----- EXTRACTED INFORMATION -----

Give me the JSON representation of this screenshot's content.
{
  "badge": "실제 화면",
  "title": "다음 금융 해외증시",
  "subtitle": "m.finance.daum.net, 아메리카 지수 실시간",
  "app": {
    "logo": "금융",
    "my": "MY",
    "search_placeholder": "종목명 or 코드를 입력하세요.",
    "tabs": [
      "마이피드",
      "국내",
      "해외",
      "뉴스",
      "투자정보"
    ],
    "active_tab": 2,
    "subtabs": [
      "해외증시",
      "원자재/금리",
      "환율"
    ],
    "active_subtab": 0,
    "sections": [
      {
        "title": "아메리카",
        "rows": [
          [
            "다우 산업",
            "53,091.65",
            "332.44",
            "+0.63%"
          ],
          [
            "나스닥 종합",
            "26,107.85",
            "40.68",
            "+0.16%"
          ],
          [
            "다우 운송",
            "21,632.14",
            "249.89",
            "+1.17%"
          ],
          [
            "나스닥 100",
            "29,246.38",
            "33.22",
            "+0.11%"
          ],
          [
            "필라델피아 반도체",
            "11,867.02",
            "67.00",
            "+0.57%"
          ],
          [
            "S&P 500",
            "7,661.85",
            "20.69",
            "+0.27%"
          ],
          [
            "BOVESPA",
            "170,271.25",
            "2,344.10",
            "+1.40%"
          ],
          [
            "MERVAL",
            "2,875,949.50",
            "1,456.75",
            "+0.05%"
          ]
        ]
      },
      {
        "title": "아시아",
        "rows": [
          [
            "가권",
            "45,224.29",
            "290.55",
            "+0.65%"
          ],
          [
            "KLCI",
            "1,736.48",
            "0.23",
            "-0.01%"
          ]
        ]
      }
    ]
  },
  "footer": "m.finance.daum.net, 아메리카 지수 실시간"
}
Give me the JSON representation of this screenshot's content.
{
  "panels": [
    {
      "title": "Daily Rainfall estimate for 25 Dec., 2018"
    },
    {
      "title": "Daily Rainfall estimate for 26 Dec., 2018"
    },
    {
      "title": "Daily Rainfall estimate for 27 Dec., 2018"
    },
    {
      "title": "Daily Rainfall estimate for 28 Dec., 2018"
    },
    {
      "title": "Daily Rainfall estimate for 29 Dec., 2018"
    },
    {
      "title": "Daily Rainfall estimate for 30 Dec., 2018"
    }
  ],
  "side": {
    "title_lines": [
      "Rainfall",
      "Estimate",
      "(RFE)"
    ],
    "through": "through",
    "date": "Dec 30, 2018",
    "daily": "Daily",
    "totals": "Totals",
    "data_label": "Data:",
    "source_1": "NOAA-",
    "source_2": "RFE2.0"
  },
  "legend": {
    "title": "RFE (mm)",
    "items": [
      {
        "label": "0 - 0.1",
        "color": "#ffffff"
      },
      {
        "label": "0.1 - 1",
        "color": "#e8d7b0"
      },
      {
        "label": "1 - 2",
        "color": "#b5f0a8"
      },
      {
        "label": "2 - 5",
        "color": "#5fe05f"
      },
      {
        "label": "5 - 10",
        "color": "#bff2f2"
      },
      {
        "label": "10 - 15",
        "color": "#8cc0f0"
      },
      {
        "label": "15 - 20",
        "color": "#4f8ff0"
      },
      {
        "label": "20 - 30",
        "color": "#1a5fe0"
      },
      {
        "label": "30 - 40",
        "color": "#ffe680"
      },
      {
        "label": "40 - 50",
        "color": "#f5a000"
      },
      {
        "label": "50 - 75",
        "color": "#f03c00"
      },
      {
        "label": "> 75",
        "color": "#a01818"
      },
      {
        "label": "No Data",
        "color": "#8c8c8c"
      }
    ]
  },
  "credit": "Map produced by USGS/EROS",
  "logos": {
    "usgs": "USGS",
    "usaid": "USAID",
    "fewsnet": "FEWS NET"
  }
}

-----

OBJECTIVE ▸
Return from the data every line that holds "USGS".

EXERCISE RESPONSE ▸
  "credit": "Map produced by USGS/EROS",
    "usgs": "USGS",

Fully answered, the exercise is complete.